• Task directions:
Pick every line from the data that holds the word "content".

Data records
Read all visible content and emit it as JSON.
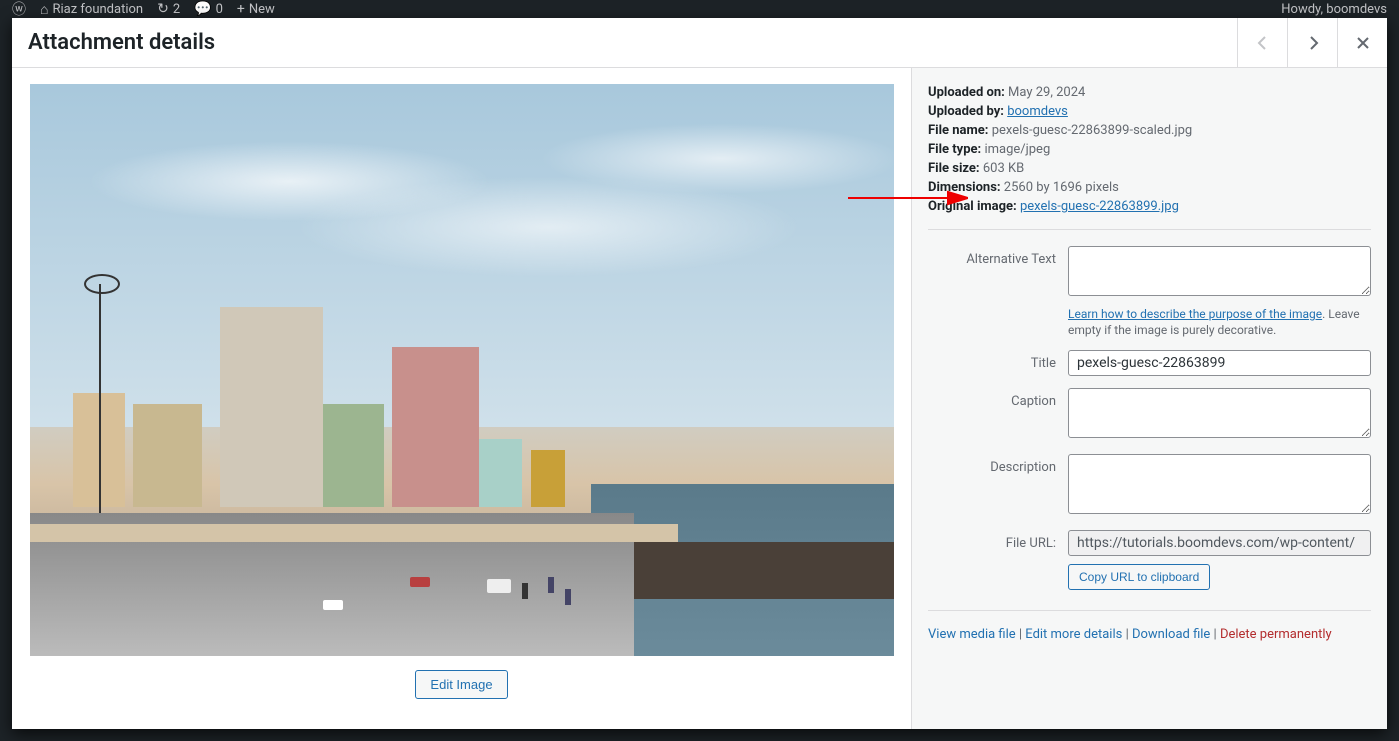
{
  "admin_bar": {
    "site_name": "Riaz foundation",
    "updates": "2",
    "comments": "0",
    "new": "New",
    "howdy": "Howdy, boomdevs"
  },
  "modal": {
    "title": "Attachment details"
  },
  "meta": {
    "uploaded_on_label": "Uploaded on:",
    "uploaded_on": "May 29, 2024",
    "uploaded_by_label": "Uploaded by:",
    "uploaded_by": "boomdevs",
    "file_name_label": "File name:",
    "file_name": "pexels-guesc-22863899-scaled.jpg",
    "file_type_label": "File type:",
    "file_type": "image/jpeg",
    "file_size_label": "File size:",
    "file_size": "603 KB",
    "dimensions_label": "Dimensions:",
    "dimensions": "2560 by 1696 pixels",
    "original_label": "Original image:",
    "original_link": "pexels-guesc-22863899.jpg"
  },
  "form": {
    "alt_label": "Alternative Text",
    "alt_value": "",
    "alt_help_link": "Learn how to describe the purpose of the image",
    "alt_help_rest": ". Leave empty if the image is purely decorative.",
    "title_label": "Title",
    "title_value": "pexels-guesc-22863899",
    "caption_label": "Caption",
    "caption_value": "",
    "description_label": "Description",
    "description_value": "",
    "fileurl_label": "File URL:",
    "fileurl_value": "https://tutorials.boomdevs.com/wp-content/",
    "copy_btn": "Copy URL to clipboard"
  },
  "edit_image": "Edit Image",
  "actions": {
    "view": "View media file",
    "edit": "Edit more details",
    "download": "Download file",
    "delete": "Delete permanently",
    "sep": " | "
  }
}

• Answer to this exercise:
Read all visible content and emit it as JSON.
    "fileurl_value": "https://tutorials.boomdevs.com/wp-content/",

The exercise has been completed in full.